▶ **INSTRUCTIONS FOR THE TASK**: Return the data exactly, with all pictures removed.

▶ **TASK DATA**:

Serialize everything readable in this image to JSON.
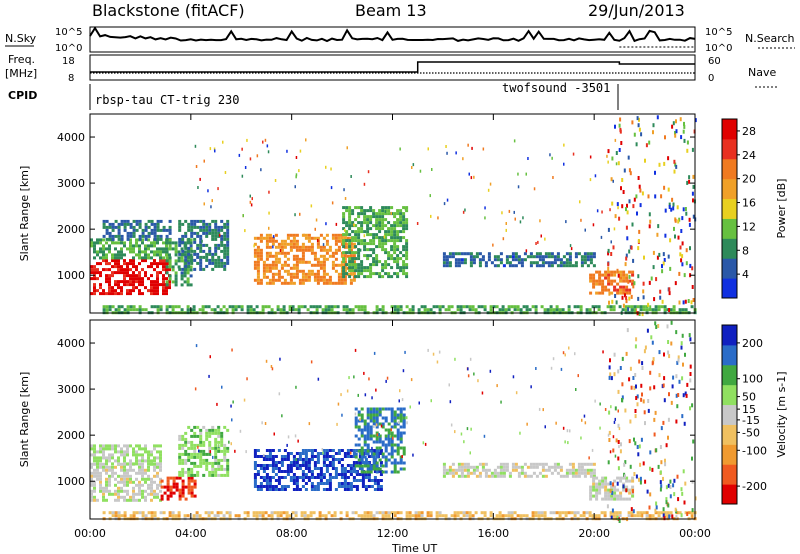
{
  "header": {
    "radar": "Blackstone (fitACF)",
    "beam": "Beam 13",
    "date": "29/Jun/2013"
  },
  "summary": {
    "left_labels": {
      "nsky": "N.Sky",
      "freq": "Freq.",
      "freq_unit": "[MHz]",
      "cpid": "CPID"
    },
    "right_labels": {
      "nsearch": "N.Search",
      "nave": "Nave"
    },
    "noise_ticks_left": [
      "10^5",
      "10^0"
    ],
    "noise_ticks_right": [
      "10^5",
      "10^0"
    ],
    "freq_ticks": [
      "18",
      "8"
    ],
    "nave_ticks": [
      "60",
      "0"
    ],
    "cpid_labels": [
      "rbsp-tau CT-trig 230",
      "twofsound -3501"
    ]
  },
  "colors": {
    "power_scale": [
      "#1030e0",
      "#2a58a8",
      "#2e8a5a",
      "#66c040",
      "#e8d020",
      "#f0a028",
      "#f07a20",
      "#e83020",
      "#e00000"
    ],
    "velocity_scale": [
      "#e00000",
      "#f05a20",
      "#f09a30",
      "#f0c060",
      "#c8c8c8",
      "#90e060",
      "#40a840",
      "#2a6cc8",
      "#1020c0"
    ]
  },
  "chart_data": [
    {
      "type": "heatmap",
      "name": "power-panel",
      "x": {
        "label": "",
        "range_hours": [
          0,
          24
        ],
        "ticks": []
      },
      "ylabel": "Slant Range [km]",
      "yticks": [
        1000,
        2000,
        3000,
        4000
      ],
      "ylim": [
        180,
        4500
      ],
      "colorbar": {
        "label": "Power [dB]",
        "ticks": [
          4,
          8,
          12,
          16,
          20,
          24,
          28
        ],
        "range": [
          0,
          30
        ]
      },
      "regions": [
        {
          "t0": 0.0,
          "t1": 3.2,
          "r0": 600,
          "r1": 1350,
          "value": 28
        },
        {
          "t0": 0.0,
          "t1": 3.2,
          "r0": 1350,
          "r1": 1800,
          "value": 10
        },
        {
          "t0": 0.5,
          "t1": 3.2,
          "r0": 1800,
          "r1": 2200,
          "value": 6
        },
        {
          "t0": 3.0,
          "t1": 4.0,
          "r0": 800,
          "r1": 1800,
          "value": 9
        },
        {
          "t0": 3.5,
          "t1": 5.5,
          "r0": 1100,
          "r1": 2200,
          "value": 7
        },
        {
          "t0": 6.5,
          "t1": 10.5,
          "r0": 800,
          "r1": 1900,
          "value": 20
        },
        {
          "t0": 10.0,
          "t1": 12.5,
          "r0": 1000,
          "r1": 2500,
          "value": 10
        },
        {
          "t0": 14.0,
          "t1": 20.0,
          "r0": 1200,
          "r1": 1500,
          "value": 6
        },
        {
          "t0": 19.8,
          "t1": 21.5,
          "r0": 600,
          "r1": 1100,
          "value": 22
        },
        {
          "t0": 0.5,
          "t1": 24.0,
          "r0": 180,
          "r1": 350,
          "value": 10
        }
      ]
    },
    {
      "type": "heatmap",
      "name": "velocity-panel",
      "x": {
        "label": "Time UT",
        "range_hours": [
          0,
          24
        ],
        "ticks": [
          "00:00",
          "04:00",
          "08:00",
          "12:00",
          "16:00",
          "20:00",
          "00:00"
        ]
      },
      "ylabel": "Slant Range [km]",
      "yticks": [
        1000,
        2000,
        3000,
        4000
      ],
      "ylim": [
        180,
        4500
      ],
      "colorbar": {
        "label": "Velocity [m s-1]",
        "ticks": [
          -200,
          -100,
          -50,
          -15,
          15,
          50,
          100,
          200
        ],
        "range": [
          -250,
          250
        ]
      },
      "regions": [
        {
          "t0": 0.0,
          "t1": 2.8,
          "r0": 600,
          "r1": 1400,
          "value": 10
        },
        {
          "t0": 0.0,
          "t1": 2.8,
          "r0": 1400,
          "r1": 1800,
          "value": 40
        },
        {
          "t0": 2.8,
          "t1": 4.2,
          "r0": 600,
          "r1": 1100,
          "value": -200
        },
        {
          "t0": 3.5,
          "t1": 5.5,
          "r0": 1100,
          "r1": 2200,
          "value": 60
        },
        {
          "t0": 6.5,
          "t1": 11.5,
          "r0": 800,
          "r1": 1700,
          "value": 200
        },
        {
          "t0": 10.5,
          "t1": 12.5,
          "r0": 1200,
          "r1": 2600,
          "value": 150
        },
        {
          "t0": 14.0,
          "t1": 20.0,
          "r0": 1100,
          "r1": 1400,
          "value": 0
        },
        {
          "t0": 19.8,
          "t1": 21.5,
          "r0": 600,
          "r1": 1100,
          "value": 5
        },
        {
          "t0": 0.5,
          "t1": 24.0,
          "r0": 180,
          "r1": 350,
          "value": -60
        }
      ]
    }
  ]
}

▶ **RESULT FOR THIS TASK**:
Serialize everything readable in this image to JSON.
{
  "header": {
    "radar": "Blackstone (fitACF)",
    "beam": "Beam 13",
    "date": "29/Jun/2013"
  },
  "summary": {
    "left_labels": {
      "nsky": "N.Sky",
      "freq": "Freq.",
      "freq_unit": "[MHz]",
      "cpid": "CPID"
    },
    "right_labels": {
      "nsearch": "N.Search",
      "nave": "Nave"
    },
    "noise_ticks_left": [
      "10^5",
      "10^0"
    ],
    "noise_ticks_right": [
      "10^5",
      "10^0"
    ],
    "freq_ticks": [
      "18",
      "8"
    ],
    "nave_ticks": [
      "60",
      "0"
    ],
    "cpid_labels": [
      "rbsp-tau CT-trig 230",
      "twofsound -3501"
    ]
  },
  "colors": {
    "power_scale": [
      "#1030e0",
      "#2a58a8",
      "#2e8a5a",
      "#66c040",
      "#e8d020",
      "#f0a028",
      "#f07a20",
      "#e83020",
      "#e00000"
    ],
    "velocity_scale": [
      "#e00000",
      "#f05a20",
      "#f09a30",
      "#f0c060",
      "#c8c8c8",
      "#90e060",
      "#40a840",
      "#2a6cc8",
      "#1020c0"
    ]
  },
  "chart_data": [
    {
      "type": "heatmap",
      "name": "power-panel",
      "x": {
        "label": "",
        "range_hours": [
          0,
          24
        ],
        "ticks": []
      },
      "ylabel": "Slant Range [km]",
      "yticks": [
        1000,
        2000,
        3000,
        4000
      ],
      "ylim": [
        180,
        4500
      ],
      "colorbar": {
        "label": "Power [dB]",
        "ticks": [
          4,
          8,
          12,
          16,
          20,
          24,
          28
        ],
        "range": [
          0,
          30
        ]
      },
      "regions": [
        {
          "t0": 0.0,
          "t1": 3.2,
          "r0": 600,
          "r1": 1350,
          "value": 28
        },
        {
          "t0": 0.0,
          "t1": 3.2,
          "r0": 1350,
          "r1": 1800,
          "value": 10
        },
        {
          "t0": 0.5,
          "t1": 3.2,
          "r0": 1800,
          "r1": 2200,
          "value": 6
        },
        {
          "t0": 3.0,
          "t1": 4.0,
          "r0": 800,
          "r1": 1800,
          "value": 9
        },
        {
          "t0": 3.5,
          "t1": 5.5,
          "r0": 1100,
          "r1": 2200,
          "value": 7
        },
        {
          "t0": 6.5,
          "t1": 10.5,
          "r0": 800,
          "r1": 1900,
          "value": 20
        },
        {
          "t0": 10.0,
          "t1": 12.5,
          "r0": 1000,
          "r1": 2500,
          "value": 10
        },
        {
          "t0": 14.0,
          "t1": 20.0,
          "r0": 1200,
          "r1": 1500,
          "value": 6
        },
        {
          "t0": 19.8,
          "t1": 21.5,
          "r0": 600,
          "r1": 1100,
          "value": 22
        },
        {
          "t0": 0.5,
          "t1": 24.0,
          "r0": 180,
          "r1": 350,
          "value": 10
        }
      ]
    },
    {
      "type": "heatmap",
      "name": "velocity-panel",
      "x": {
        "label": "Time UT",
        "range_hours": [
          0,
          24
        ],
        "ticks": [
          "00:00",
          "04:00",
          "08:00",
          "12:00",
          "16:00",
          "20:00",
          "00:00"
        ]
      },
      "ylabel": "Slant Range [km]",
      "yticks": [
        1000,
        2000,
        3000,
        4000
      ],
      "ylim": [
        180,
        4500
      ],
      "colorbar": {
        "label": "Velocity [m s-1]",
        "ticks": [
          -200,
          -100,
          -50,
          -15,
          15,
          50,
          100,
          200
        ],
        "range": [
          -250,
          250
        ]
      },
      "regions": [
        {
          "t0": 0.0,
          "t1": 2.8,
          "r0": 600,
          "r1": 1400,
          "value": 10
        },
        {
          "t0": 0.0,
          "t1": 2.8,
          "r0": 1400,
          "r1": 1800,
          "value": 40
        },
        {
          "t0": 2.8,
          "t1": 4.2,
          "r0": 600,
          "r1": 1100,
          "value": -200
        },
        {
          "t0": 3.5,
          "t1": 5.5,
          "r0": 1100,
          "r1": 2200,
          "value": 60
        },
        {
          "t0": 6.5,
          "t1": 11.5,
          "r0": 800,
          "r1": 1700,
          "value": 200
        },
        {
          "t0": 10.5,
          "t1": 12.5,
          "r0": 1200,
          "r1": 2600,
          "value": 150
        },
        {
          "t0": 14.0,
          "t1": 20.0,
          "r0": 1100,
          "r1": 1400,
          "value": 0
        },
        {
          "t0": 19.8,
          "t1": 21.5,
          "r0": 600,
          "r1": 1100,
          "value": 5
        },
        {
          "t0": 0.5,
          "t1": 24.0,
          "r0": 180,
          "r1": 350,
          "value": -60
        }
      ]
    }
  ]
}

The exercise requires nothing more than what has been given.